Provide the data again in its entirety, exactly as given.

Data for this task:
______
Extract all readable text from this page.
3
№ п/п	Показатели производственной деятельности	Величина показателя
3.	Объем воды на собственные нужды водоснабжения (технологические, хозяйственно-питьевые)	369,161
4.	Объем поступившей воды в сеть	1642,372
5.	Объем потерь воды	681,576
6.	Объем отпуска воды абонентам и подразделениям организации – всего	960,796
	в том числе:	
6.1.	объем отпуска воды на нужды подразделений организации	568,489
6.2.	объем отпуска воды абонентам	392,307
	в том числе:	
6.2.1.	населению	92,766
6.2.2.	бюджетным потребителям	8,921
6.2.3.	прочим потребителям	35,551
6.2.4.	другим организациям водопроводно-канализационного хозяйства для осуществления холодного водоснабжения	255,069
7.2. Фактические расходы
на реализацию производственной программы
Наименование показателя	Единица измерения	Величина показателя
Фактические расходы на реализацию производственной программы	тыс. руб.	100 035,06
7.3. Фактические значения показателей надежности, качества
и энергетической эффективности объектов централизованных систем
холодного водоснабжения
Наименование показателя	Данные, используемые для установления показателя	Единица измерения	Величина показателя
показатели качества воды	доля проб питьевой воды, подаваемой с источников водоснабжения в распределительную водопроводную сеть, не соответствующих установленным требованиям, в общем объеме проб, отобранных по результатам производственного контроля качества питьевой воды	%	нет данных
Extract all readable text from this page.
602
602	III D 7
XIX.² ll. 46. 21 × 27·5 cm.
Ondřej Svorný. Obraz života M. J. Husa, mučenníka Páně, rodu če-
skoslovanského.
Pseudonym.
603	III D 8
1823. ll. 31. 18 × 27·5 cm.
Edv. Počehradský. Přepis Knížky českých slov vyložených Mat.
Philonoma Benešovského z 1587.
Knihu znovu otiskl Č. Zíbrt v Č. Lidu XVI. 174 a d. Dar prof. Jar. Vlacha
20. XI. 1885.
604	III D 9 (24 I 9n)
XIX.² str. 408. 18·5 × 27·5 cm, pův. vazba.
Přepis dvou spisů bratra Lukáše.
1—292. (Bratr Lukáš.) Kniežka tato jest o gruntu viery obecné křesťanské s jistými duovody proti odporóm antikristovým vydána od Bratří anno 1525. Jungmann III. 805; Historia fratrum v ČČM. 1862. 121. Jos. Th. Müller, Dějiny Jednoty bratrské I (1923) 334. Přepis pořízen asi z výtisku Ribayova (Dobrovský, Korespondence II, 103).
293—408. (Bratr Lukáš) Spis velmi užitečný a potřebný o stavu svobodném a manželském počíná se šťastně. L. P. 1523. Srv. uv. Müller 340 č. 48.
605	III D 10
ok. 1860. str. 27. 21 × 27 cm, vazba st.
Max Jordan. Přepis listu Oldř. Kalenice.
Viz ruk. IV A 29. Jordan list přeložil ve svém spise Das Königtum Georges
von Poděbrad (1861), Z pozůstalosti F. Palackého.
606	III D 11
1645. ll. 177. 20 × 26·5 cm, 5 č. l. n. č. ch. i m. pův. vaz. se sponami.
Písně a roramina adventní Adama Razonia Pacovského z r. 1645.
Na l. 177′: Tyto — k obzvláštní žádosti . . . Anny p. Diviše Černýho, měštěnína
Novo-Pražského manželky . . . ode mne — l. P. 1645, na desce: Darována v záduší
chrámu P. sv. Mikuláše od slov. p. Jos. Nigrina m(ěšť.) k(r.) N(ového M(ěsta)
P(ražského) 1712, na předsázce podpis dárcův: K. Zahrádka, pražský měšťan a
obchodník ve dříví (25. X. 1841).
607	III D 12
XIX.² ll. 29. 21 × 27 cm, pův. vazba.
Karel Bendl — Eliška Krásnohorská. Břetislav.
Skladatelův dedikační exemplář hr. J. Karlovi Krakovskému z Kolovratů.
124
______
Answer:
Extract all readable text from this page.
3
№ п/п	Показатели производственной деятельности	Величина показателя
3.	Объем воды на собственные нужды водоснабжения (технологические, хозяйственно-питьевые)	369,161
4.	Объем поступившей воды в сеть	1642,372
5.	Объем потерь воды	681,576
6.	Объем отпуска воды абонентам и подразделениям организации – всего	960,796
	в том числе:	
6.1.	объем отпуска воды на нужды подразделений организации	568,489
6.2.	объем отпуска воды абонентам	392,307
	в том числе:	
6.2.1.	населению	92,766
6.2.2.	бюджетным потребителям	8,921
6.2.3.	прочим потребителям	35,551
6.2.4.	другим организациям водопроводно-канализационного хозяйства для осуществления холодного водоснабжения	255,069
7.2. Фактические расходы
на реализацию производственной программы
Наименование показателя	Единица измерения	Величина показателя
Фактические расходы на реализацию производственной программы	тыс. руб.	100 035,06
7.3. Фактические значения показателей надежности, качества
и энергетической эффективности объектов централизованных систем
холодного водоснабжения
Наименование показателя	Данные, используемые для установления показателя	Единица измерения	Величина показателя
показатели качества воды	доля проб питьевой воды, подаваемой с источников водоснабжения в распределительную водопроводную сеть, не соответствующих установленным требованиям, в общем объеме проб, отобранных по результатам производственного контроля качества питьевой воды	%	нет данных
Extract all readable text from this page.
602
602	III D 7
XIX.² ll. 46. 21 × 27·5 cm.
Ondřej Svorný. Obraz života M. J. Husa, mučenníka Páně, rodu če-
skoslovanského.
Pseudonym.
603	III D 8
1823. ll. 31. 18 × 27·5 cm.
Edv. Počehradský. Přepis Knížky českých slov vyložených Mat.
Philonoma Benešovského z 1587.
Knihu znovu otiskl Č. Zíbrt v Č. Lidu XVI. 174 a d. Dar prof. Jar. Vlacha
20. XI. 1885.
604	III D 9 (24 I 9n)
XIX.² str. 408. 18·5 × 27·5 cm, pův. vazba.
Přepis dvou spisů bratra Lukáše.
1—292. (Bratr Lukáš.) Kniežka tato jest o gruntu viery obecné křesťanské s jistými duovody proti odporóm antikristovým vydána od Bratří anno 1525. Jungmann III. 805; Historia fratrum v ČČM. 1862. 121. Jos. Th. Müller, Dějiny Jednoty bratrské I (1923) 334. Přepis pořízen asi z výtisku Ribayova (Dobrovský, Korespondence II, 103).
293—408. (Bratr Lukáš) Spis velmi užitečný a potřebný o stavu svobodném a manželském počíná se šťastně. L. P. 1523. Srv. uv. Müller 340 č. 48.
605	III D 10
ok. 1860. str. 27. 21 × 27 cm, vazba st.
Max Jordan. Přepis listu Oldř. Kalenice.
Viz ruk. IV A 29. Jordan list přeložil ve svém spise Das Königtum Georges
von Poděbrad (1861), Z pozůstalosti F. Palackého.
606	III D 11
1645. ll. 177. 20 × 26·5 cm, 5 č. l. n. č. ch. i m. pův. vaz. se sponami.
Písně a roramina adventní Adama Razonia Pacovského z r. 1645.
Na l. 177′: Tyto — k obzvláštní žádosti . . . Anny p. Diviše Černýho, měštěnína
Novo-Pražského manželky . . . ode mne — l. P. 1645, na desce: Darována v záduší
chrámu P. sv. Mikuláše od slov. p. Jos. Nigrina m(ěšť.) k(r.) N(ového M(ěsta)
P(ražského) 1712, na předsázce podpis dárcův: K. Zahrádka, pražský měšťan a
obchodník ve dříví (25. X. 1841).
607	III D 12
XIX.² ll. 29. 21 × 27 cm, pův. vazba.
Karel Bendl — Eliška Krásnohorská. Břetislav.
Skladatelův dedikační exemplář hr. J. Karlovi Krakovskému z Kolovratů.
124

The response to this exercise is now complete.